>> begin

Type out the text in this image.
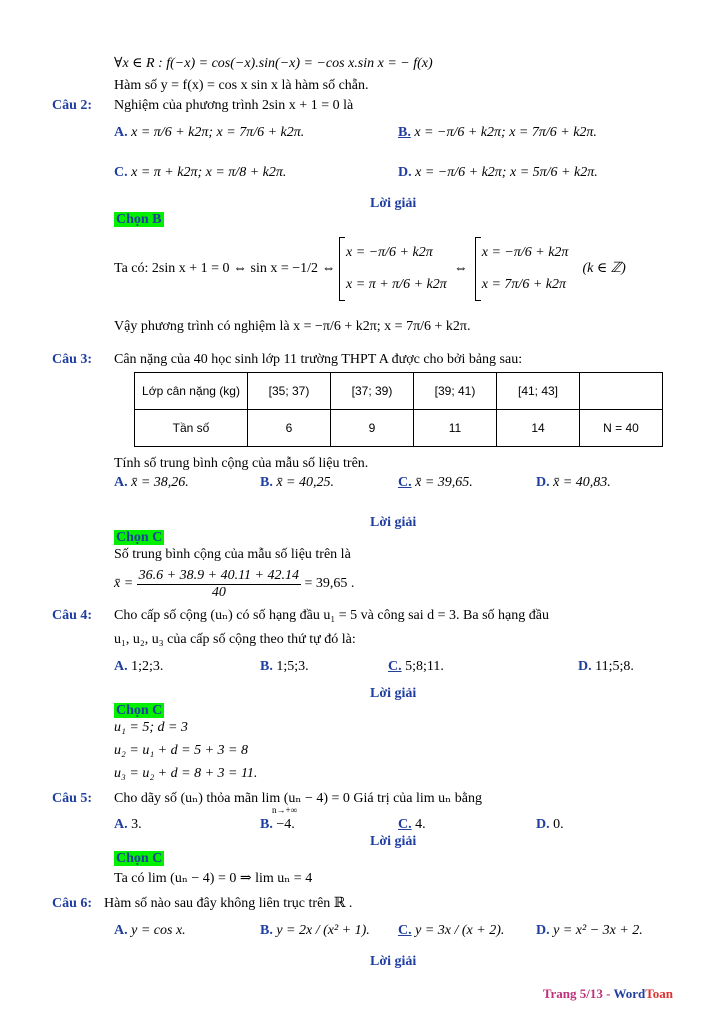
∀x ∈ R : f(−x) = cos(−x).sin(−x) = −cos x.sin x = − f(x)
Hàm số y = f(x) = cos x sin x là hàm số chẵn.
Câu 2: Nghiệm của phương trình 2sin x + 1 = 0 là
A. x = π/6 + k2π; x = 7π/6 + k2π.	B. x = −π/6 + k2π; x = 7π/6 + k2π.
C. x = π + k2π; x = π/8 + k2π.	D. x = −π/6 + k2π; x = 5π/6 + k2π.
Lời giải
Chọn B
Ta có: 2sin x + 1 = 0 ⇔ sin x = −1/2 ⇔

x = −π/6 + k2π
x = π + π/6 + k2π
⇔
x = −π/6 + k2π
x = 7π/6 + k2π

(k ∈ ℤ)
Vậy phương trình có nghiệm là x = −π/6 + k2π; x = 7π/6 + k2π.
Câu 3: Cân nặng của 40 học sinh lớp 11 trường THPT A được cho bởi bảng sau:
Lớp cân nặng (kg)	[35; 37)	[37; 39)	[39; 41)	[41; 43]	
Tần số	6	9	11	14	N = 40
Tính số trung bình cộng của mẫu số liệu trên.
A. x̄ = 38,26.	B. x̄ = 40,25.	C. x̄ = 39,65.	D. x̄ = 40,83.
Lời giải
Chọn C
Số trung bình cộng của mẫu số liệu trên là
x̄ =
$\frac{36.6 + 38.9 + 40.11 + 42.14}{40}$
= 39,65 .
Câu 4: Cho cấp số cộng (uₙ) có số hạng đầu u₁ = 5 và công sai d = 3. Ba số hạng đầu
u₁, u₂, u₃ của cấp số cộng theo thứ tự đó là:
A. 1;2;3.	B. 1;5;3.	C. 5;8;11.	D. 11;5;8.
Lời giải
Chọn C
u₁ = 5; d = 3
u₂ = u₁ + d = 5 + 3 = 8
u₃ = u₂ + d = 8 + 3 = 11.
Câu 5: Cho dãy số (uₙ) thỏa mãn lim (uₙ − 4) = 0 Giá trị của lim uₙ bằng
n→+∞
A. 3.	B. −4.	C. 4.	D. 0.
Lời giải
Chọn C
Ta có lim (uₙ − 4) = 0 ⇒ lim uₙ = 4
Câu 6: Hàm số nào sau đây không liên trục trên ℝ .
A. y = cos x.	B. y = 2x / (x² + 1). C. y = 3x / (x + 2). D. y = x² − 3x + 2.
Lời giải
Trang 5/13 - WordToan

>> end
>> begin

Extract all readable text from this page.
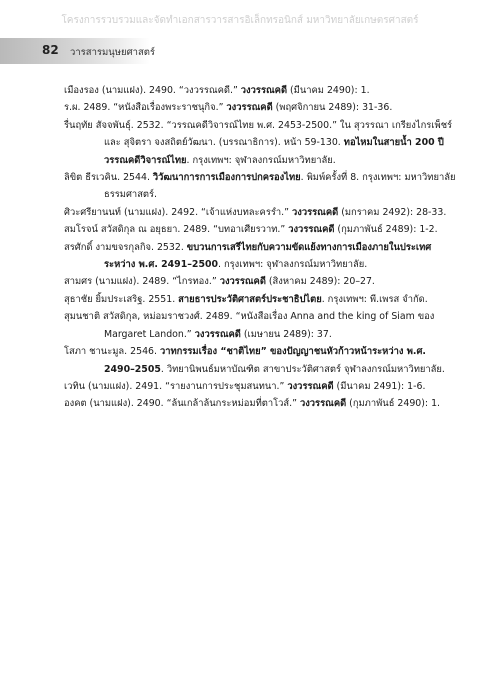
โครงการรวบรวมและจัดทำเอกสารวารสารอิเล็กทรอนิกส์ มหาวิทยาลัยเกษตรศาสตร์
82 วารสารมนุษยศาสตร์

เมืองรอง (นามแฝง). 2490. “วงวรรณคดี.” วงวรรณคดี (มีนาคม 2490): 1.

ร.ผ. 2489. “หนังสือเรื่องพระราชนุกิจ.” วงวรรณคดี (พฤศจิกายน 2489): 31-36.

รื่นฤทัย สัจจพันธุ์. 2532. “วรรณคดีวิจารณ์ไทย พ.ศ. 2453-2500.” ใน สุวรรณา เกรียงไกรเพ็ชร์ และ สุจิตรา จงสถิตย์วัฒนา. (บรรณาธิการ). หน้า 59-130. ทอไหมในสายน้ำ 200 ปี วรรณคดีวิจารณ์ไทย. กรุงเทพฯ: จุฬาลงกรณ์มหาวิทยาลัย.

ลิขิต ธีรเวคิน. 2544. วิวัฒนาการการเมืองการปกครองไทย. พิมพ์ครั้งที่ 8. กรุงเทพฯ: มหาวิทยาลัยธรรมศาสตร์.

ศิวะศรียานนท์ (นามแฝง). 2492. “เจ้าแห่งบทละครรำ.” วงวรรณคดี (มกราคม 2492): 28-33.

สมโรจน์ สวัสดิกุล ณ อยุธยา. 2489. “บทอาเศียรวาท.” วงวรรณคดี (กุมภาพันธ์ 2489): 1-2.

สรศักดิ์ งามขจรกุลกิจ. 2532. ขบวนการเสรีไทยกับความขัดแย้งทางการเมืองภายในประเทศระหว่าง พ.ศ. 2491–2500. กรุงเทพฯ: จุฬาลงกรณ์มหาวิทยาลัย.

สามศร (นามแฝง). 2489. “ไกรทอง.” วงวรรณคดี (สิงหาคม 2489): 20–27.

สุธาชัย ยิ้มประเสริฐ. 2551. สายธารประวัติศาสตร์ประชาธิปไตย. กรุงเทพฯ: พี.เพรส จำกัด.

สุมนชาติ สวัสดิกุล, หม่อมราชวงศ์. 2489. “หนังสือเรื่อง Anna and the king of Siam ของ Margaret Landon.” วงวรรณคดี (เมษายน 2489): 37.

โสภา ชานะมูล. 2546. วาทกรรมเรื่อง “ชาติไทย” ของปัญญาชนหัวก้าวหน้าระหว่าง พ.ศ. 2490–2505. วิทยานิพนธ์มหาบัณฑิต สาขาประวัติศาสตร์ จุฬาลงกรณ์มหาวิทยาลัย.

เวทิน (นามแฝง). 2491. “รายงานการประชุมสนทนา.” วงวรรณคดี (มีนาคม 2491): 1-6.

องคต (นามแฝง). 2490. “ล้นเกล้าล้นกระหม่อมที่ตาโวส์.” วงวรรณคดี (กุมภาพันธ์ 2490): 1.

>> end

• [Challenge]
Reply with nothing but the number of lines in the data above that contain "วงวรรณคด".

• [Response]
8